#### INFORMATION SUPPLIED

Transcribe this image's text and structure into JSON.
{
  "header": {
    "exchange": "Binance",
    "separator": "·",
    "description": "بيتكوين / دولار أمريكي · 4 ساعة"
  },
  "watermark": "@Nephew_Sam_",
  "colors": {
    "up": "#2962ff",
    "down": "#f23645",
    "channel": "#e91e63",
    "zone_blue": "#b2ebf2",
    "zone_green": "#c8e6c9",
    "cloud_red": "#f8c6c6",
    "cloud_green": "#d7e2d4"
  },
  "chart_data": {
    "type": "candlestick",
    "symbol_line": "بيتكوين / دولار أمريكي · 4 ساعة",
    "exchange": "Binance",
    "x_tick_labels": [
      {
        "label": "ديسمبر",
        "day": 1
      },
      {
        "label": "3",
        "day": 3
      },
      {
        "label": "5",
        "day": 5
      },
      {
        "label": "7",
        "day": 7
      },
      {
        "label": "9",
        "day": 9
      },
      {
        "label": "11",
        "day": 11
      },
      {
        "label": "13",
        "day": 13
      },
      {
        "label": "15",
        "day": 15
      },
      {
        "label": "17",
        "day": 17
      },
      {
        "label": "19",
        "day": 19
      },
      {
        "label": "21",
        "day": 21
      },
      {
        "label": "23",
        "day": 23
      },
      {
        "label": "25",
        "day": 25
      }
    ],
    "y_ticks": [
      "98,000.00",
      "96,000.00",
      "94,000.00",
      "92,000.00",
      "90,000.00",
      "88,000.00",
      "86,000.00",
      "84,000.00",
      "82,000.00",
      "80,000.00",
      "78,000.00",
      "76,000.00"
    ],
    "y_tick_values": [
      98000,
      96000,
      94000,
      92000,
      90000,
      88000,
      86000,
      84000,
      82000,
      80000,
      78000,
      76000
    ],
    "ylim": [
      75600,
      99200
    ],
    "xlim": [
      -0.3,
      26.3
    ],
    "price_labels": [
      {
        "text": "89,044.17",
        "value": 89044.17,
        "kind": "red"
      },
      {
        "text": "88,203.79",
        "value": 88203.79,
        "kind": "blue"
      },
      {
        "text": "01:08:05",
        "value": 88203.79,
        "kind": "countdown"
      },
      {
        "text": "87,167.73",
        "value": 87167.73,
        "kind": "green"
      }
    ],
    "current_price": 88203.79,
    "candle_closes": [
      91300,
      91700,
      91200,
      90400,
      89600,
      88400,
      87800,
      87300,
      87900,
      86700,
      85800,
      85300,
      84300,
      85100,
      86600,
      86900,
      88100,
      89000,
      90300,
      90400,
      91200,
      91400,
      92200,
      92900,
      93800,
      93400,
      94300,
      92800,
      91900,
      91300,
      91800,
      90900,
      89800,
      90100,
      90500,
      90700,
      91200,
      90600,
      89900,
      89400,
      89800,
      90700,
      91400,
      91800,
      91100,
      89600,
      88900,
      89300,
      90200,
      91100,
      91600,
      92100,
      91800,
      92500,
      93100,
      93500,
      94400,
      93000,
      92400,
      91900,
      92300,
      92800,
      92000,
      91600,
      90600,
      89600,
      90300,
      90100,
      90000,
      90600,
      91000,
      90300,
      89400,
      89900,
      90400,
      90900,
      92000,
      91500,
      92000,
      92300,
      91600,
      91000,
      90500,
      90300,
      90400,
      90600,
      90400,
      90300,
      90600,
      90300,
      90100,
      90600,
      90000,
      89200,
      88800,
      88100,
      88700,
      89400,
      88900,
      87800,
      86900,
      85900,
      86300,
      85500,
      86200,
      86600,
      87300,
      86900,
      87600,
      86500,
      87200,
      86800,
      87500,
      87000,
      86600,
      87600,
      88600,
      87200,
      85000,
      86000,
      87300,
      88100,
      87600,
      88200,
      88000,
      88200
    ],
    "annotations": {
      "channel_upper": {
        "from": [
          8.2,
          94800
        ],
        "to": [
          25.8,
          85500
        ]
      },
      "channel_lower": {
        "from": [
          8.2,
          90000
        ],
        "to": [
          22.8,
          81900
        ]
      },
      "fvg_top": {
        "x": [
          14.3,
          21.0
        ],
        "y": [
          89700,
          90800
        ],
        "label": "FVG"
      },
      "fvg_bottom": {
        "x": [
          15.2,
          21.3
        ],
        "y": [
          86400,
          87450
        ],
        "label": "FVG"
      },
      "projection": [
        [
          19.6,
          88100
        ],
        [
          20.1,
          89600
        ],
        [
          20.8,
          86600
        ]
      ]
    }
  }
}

########

EXERCISE REQUIREMENTS
Every entry should be output exactly as written, please.

TASK OUTPUT
Transcribe this image's text and structure into JSON.
{
  "header": {
    "exchange": "Binance",
    "separator": "·",
    "description": "بيتكوين / دولار أمريكي · 4 ساعة"
  },
  "watermark": "@Nephew_Sam_",
  "colors": {
    "up": "#2962ff",
    "down": "#f23645",
    "channel": "#e91e63",
    "zone_blue": "#b2ebf2",
    "zone_green": "#c8e6c9",
    "cloud_red": "#f8c6c6",
    "cloud_green": "#d7e2d4"
  },
  "chart_data": {
    "type": "candlestick",
    "symbol_line": "بيتكوين / دولار أمريكي · 4 ساعة",
    "exchange": "Binance",
    "x_tick_labels": [
      {
        "label": "ديسمبر",
        "day": 1
      },
      {
        "label": "3",
        "day": 3
      },
      {
        "label": "5",
        "day": 5
      },
      {
        "label": "7",
        "day": 7
      },
      {
        "label": "9",
        "day": 9
      },
      {
        "label": "11",
        "day": 11
      },
      {
        "label": "13",
        "day": 13
      },
      {
        "label": "15",
        "day": 15
      },
      {
        "label": "17",
        "day": 17
      },
      {
        "label": "19",
        "day": 19
      },
      {
        "label": "21",
        "day": 21
      },
      {
        "label": "23",
        "day": 23
      },
      {
        "label": "25",
        "day": 25
      }
    ],
    "y_ticks": [
      "98,000.00",
      "96,000.00",
      "94,000.00",
      "92,000.00",
      "90,000.00",
      "88,000.00",
      "86,000.00",
      "84,000.00",
      "82,000.00",
      "80,000.00",
      "78,000.00",
      "76,000.00"
    ],
    "y_tick_values": [
      98000,
      96000,
      94000,
      92000,
      90000,
      88000,
      86000,
      84000,
      82000,
      80000,
      78000,
      76000
    ],
    "ylim": [
      75600,
      99200
    ],
    "xlim": [
      -0.3,
      26.3
    ],
    "price_labels": [
      {
        "text": "89,044.17",
        "value": 89044.17,
        "kind": "red"
      },
      {
        "text": "88,203.79",
        "value": 88203.79,
        "kind": "blue"
      },
      {
        "text": "01:08:05",
        "value": 88203.79,
        "kind": "countdown"
      },
      {
        "text": "87,167.73",
        "value": 87167.73,
        "kind": "green"
      }
    ],
    "current_price": 88203.79,
    "candle_closes": [
      91300,
      91700,
      91200,
      90400,
      89600,
      88400,
      87800,
      87300,
      87900,
      86700,
      85800,
      85300,
      84300,
      85100,
      86600,
      86900,
      88100,
      89000,
      90300,
      90400,
      91200,
      91400,
      92200,
      92900,
      93800,
      93400,
      94300,
      92800,
      91900,
      91300,
      91800,
      90900,
      89800,
      90100,
      90500,
      90700,
      91200,
      90600,
      89900,
      89400,
      89800,
      90700,
      91400,
      91800,
      91100,
      89600,
      88900,
      89300,
      90200,
      91100,
      91600,
      92100,
      91800,
      92500,
      93100,
      93500,
      94400,
      93000,
      92400,
      91900,
      92300,
      92800,
      92000,
      91600,
      90600,
      89600,
      90300,
      90100,
      90000,
      90600,
      91000,
      90300,
      89400,
      89900,
      90400,
      90900,
      92000,
      91500,
      92000,
      92300,
      91600,
      91000,
      90500,
      90300,
      90400,
      90600,
      90400,
      90300,
      90600,
      90300,
      90100,
      90600,
      90000,
      89200,
      88800,
      88100,
      88700,
      89400,
      88900,
      87800,
      86900,
      85900,
      86300,
      85500,
      86200,
      86600,
      87300,
      86900,
      87600,
      86500,
      87200,
      86800,
      87500,
      87000,
      86600,
      87600,
      88600,
      87200,
      85000,
      86000,
      87300,
      88100,
      87600,
      88200,
      88000,
      88200
    ],
    "annotations": {
      "channel_upper": {
        "from": [
          8.2,
          94800
        ],
        "to": [
          25.8,
          85500
        ]
      },
      "channel_lower": {
        "from": [
          8.2,
          90000
        ],
        "to": [
          22.8,
          81900
        ]
      },
      "fvg_top": {
        "x": [
          14.3,
          21.0
        ],
        "y": [
          89700,
          90800
        ],
        "label": "FVG"
      },
      "fvg_bottom": {
        "x": [
          15.2,
          21.3
        ],
        "y": [
          86400,
          87450
        ],
        "label": "FVG"
      },
      "projection": [
        [
          19.6,
          88100
        ],
        [
          20.1,
          89600
        ],
        [
          20.8,
          86600
        ]
      ]
    }
  }
}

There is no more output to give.